Report every line in the listing below where the string "ylabel" shows up.

Records from a collection of figures
((

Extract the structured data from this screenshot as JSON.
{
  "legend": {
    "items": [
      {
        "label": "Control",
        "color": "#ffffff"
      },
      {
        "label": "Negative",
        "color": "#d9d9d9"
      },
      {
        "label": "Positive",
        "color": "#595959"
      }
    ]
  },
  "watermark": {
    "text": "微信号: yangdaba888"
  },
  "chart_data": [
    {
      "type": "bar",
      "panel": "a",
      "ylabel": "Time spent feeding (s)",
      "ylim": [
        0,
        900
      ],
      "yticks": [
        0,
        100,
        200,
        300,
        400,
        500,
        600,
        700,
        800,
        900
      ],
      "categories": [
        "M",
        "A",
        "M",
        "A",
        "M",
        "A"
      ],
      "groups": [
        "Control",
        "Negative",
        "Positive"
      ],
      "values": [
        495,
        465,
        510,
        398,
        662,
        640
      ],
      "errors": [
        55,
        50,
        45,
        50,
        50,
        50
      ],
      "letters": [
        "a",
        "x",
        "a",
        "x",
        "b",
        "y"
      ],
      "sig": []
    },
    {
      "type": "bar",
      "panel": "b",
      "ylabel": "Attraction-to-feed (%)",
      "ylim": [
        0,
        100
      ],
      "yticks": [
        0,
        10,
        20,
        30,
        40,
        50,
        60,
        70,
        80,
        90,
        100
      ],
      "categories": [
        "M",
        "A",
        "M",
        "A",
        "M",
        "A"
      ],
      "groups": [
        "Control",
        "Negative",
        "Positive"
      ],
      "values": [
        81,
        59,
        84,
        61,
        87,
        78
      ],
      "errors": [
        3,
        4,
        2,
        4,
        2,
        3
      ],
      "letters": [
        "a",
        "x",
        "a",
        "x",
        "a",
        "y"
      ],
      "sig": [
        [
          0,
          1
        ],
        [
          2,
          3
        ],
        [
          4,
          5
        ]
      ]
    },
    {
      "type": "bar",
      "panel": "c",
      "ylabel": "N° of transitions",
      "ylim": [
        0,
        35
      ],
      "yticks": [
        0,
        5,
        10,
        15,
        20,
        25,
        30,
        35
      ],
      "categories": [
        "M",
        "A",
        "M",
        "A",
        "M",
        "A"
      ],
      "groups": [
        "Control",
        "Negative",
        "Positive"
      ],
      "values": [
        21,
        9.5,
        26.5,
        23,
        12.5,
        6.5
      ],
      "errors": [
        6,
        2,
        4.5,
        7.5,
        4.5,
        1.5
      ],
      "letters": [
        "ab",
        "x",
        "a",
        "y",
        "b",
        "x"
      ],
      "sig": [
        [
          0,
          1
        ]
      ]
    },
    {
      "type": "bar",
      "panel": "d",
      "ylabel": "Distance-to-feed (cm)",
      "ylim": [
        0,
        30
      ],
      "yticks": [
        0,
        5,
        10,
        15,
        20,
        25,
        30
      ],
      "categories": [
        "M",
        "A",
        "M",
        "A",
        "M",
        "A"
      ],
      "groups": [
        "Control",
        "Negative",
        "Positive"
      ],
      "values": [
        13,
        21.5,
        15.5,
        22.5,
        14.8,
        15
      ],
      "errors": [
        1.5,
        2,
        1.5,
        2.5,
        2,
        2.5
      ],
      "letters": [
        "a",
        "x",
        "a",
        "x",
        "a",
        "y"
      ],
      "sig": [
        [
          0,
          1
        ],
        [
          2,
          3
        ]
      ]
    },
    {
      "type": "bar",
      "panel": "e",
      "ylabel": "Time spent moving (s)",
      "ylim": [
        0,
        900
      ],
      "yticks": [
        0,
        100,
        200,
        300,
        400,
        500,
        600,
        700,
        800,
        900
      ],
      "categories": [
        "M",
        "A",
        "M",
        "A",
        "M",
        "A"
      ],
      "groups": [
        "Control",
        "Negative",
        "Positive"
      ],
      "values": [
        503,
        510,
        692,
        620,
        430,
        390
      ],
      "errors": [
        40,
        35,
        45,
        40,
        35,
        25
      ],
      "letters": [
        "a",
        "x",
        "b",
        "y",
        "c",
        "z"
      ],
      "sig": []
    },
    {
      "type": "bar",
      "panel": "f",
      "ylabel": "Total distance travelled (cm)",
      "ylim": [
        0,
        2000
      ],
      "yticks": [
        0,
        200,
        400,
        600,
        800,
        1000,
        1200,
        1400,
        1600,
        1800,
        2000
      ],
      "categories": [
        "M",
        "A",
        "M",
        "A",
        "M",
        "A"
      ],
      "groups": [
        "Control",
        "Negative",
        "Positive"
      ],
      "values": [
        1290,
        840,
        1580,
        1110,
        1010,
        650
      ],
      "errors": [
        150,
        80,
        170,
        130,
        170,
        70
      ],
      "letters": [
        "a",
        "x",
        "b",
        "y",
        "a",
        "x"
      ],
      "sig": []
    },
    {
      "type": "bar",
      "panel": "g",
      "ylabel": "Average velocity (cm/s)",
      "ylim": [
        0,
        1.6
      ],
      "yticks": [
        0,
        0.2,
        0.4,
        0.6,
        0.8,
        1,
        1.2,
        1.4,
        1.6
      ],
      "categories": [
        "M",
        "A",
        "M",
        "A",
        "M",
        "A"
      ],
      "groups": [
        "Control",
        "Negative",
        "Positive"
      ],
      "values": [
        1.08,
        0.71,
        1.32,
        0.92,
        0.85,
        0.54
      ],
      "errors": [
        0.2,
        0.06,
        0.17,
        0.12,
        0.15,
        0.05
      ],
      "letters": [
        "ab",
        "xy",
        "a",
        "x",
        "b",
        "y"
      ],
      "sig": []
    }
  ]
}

))

** ANSWER IN FULL **
      "ylabel": "Time spent feeding (s)",
      "ylabel": "Attraction-to-feed (%)",
      "ylabel": "N° of transitions",
      "ylabel": "Distance-to-feed (cm)",
      "ylabel": "Time spent moving (s)",
      "ylabel": "Total distance travelled (cm)",
      "ylabel": "Average velocity (cm/s)",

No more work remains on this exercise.